** DATA ROWS **
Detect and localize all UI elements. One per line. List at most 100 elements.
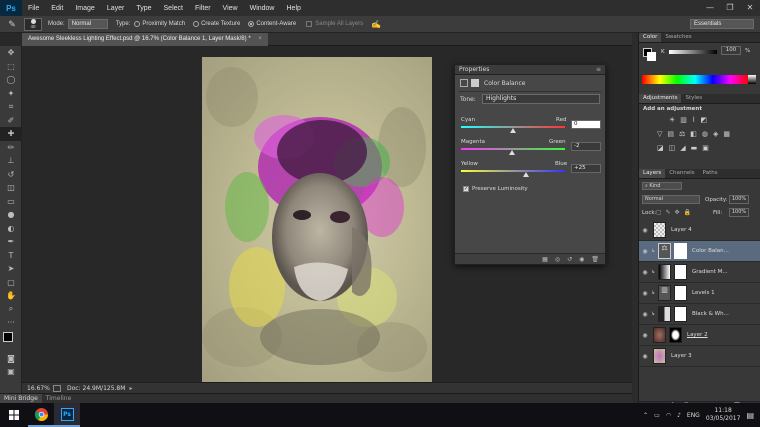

==

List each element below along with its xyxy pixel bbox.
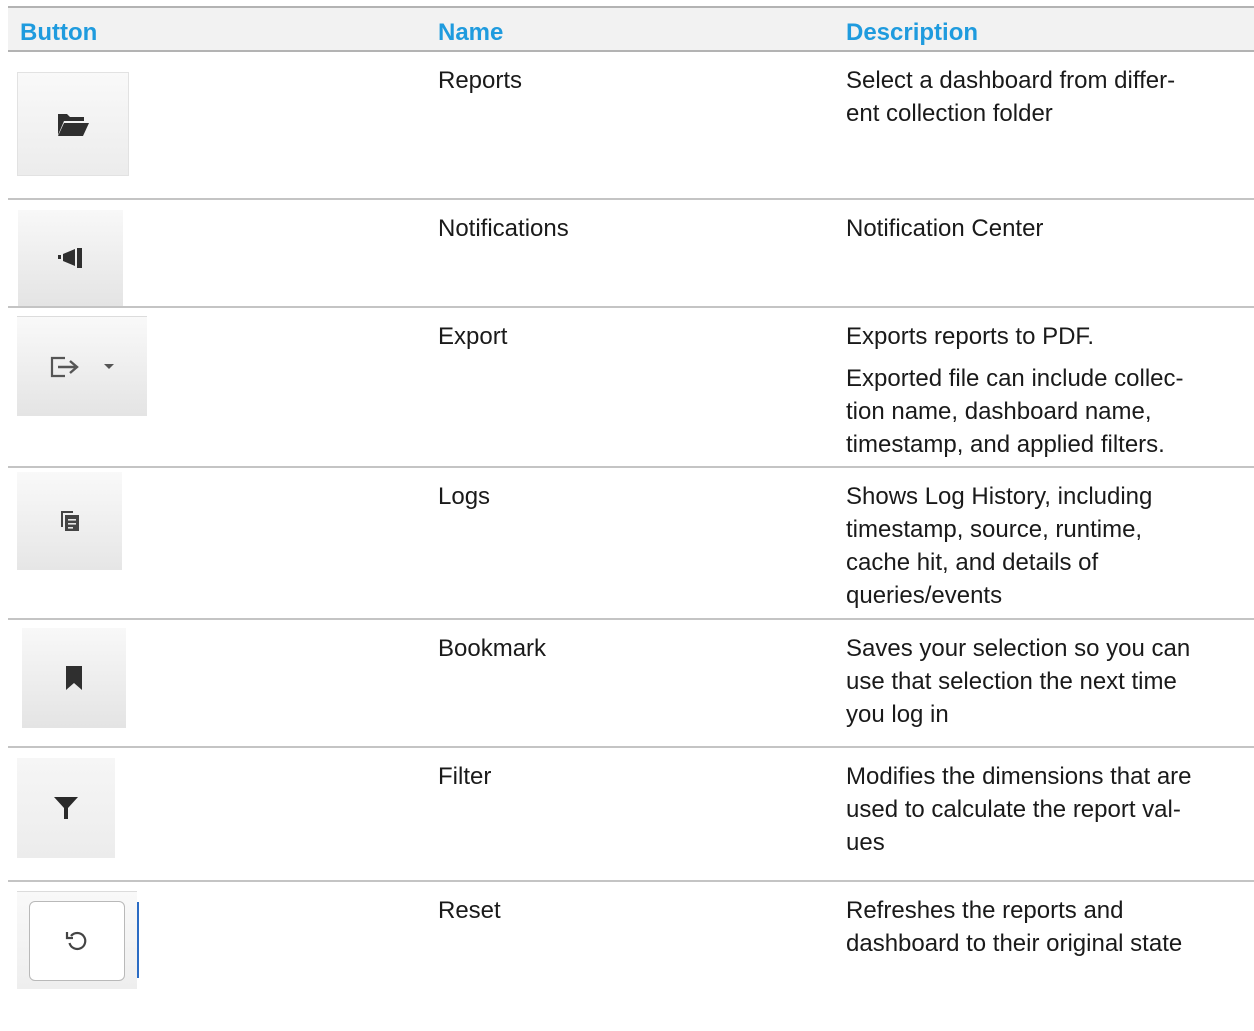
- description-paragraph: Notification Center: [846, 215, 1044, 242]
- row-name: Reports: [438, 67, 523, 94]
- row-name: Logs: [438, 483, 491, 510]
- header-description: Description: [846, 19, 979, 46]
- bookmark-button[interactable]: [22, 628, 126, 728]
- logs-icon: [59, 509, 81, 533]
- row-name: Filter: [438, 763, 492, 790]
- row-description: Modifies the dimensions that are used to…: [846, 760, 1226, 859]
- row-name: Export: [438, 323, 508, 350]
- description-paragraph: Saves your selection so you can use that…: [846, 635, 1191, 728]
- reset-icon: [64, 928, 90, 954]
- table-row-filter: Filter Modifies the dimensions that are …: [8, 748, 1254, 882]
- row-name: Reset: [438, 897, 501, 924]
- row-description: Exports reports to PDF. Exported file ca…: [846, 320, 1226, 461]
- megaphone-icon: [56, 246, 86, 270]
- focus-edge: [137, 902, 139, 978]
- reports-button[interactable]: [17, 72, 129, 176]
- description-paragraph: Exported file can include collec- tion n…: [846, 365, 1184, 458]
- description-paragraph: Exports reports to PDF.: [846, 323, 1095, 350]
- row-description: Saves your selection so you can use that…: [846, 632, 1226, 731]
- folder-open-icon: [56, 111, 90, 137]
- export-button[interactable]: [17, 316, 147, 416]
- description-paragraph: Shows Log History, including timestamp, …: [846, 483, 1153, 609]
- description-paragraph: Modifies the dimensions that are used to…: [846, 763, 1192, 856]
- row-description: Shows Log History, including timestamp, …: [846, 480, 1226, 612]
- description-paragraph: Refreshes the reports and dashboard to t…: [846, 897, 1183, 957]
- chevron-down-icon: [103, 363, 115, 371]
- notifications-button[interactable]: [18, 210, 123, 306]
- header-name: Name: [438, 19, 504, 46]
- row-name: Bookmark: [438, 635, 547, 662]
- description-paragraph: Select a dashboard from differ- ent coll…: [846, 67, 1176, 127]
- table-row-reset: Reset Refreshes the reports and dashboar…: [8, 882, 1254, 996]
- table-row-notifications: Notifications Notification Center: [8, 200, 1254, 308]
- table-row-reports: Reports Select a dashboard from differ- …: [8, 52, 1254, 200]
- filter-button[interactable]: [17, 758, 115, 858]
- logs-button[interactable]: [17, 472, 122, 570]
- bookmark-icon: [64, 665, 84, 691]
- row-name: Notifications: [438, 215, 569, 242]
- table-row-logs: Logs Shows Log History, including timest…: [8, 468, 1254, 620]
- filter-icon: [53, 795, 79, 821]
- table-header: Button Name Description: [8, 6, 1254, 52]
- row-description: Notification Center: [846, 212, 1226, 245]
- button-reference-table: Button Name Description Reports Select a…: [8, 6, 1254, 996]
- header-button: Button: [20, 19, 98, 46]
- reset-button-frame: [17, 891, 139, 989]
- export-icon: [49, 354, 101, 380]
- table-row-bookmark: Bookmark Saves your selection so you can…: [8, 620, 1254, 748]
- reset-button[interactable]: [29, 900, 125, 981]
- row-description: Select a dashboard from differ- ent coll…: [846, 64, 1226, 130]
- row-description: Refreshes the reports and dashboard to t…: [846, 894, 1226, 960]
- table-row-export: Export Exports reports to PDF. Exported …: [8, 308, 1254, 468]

** PROMPT **
Retype the stretch of the records from the line containing "List each element" through the line containing "- row-description: Shows", both included, with the pictures left out.

** SOLUTION TO THIS EXERCISE **
List each element below along with its xyxy pixel bbox.
- description-paragraph: Notification Center: [846, 215, 1044, 242]
- row-name: Reports: [438, 67, 523, 94]
- row-name: Logs: [438, 483, 491, 510]
- header-description: Description: [846, 19, 979, 46]
- bookmark-button[interactable]: [22, 628, 126, 728]
- logs-icon: [59, 509, 81, 533]
- row-name: Filter: [438, 763, 492, 790]
- row-description: Modifies the dimensions that are used to…: [846, 760, 1226, 859]
- row-name: Export: [438, 323, 508, 350]
- description-paragraph: Saves your selection so you can use that…: [846, 635, 1191, 728]
- reset-icon: [64, 928, 90, 954]
- table-row-filter: Filter Modifies the dimensions that are …: [8, 748, 1254, 882]
- row-name: Reset: [438, 897, 501, 924]
- row-description: Exports reports to PDF. Exported file ca…: [846, 320, 1226, 461]
- megaphone-icon: [56, 246, 86, 270]
- focus-edge: [137, 902, 139, 978]
- reports-button[interactable]: [17, 72, 129, 176]
- description-paragraph: Exported file can include collec- tion n…: [846, 365, 1184, 458]
- description-paragraph: Exports reports to PDF.: [846, 323, 1095, 350]
- row-description: Saves your selection so you can use that…: [846, 632, 1226, 731]
- folder-open-icon: [56, 111, 90, 137]
- export-button[interactable]: [17, 316, 147, 416]
- description-paragraph: Shows Log History, including timestamp, …: [846, 483, 1153, 609]
- description-paragraph: Modifies the dimensions that are used to…: [846, 763, 1192, 856]
- row-description: Shows Log History, including timestamp, …: [846, 480, 1226, 612]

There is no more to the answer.